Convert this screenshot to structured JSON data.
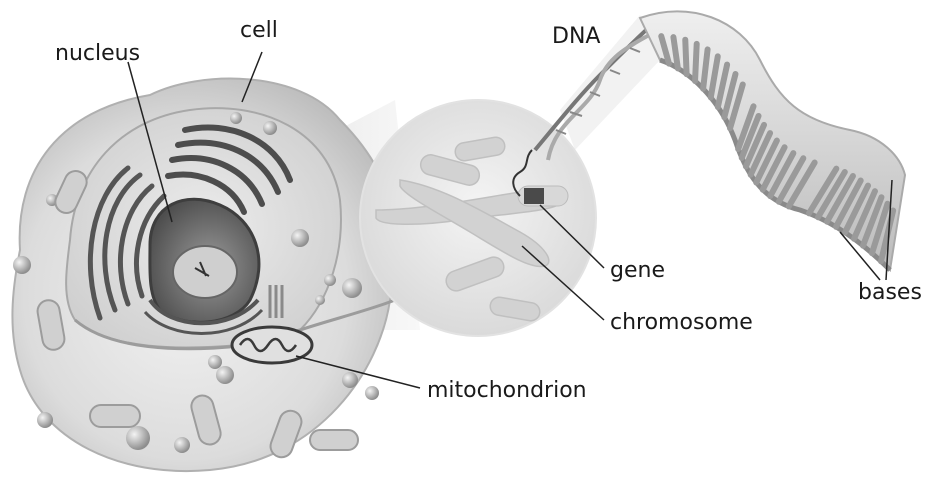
{
  "labels": {
    "cell": "cell",
    "nucleus": "nucleus",
    "dna": "DNA",
    "gene": "gene",
    "chromosome": "chromosome",
    "bases": "bases",
    "mitochondrion": "mitochondrion"
  },
  "colors": {
    "cytoplasm": "#dedede",
    "membrane": "#c9c9c9",
    "organelle_dark": "#5a5a5a",
    "nucleus": "#707070",
    "magnifier": "#e9e9e9",
    "chromosome": "#cfcfcf",
    "gene_band": "#4a4a4a",
    "dna_ribbon": "#d8d8d8",
    "dna_base": "#9a9a9a",
    "leader_line": "#222222"
  }
}
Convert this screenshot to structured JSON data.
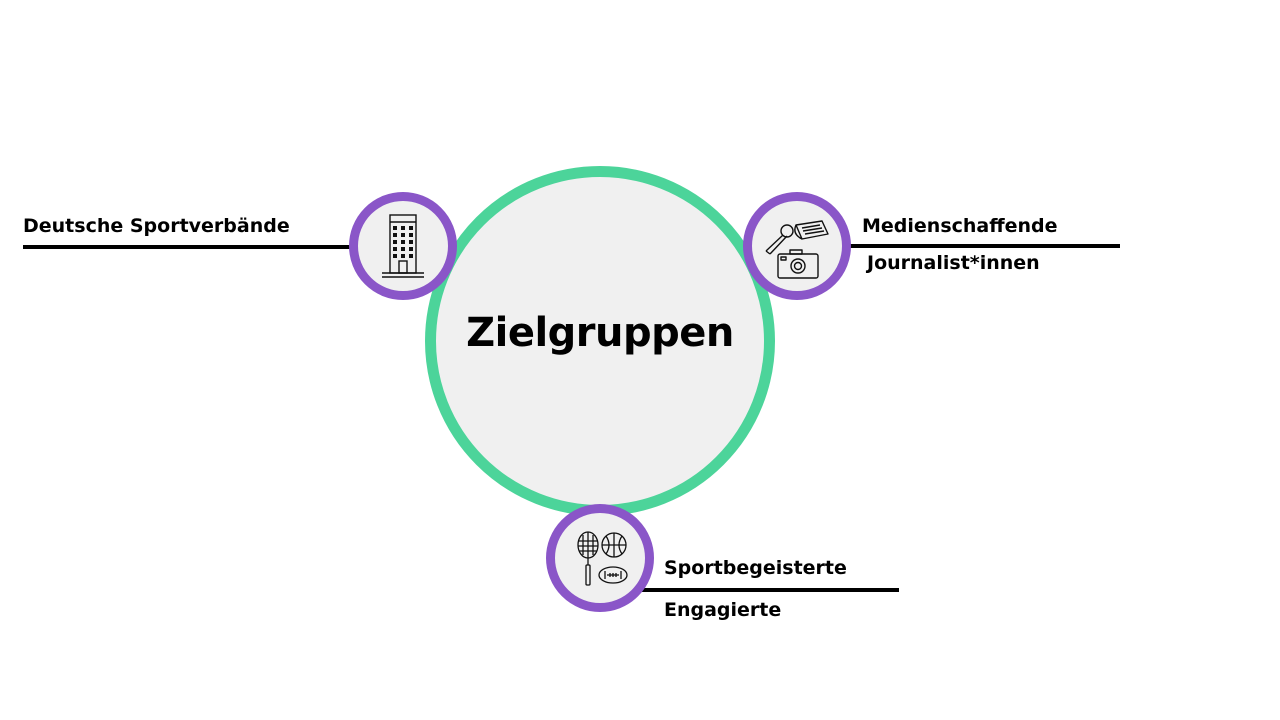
-------------------------
Task to carry out: Excluding the pictures, reproduce every entry exactly as given.

Result:
Convert this screenshot to structured JSON data.
{
  "labels": {
    "cell": "cell",
    "nucleus": "nucleus",
    "dna": "DNA",
    "gene": "gene",
    "chromosome": "chromosome",
    "bases": "bases",
    "mitochondrion": "mitochondrion"
  },
  "colors": {
    "cytoplasm": "#dedede",
    "membrane": "#c9c9c9",
    "organelle_dark": "#5a5a5a",
    "nucleus": "#707070",
    "magnifier": "#e9e9e9",
    "chromosome": "#cfcfcf",
    "gene_band": "#4a4a4a",
    "dna_ribbon": "#d8d8d8",
    "dna_base": "#9a9a9a",
    "leader_line": "#222222"
  }
}
Convert this screenshot to structured JSON data.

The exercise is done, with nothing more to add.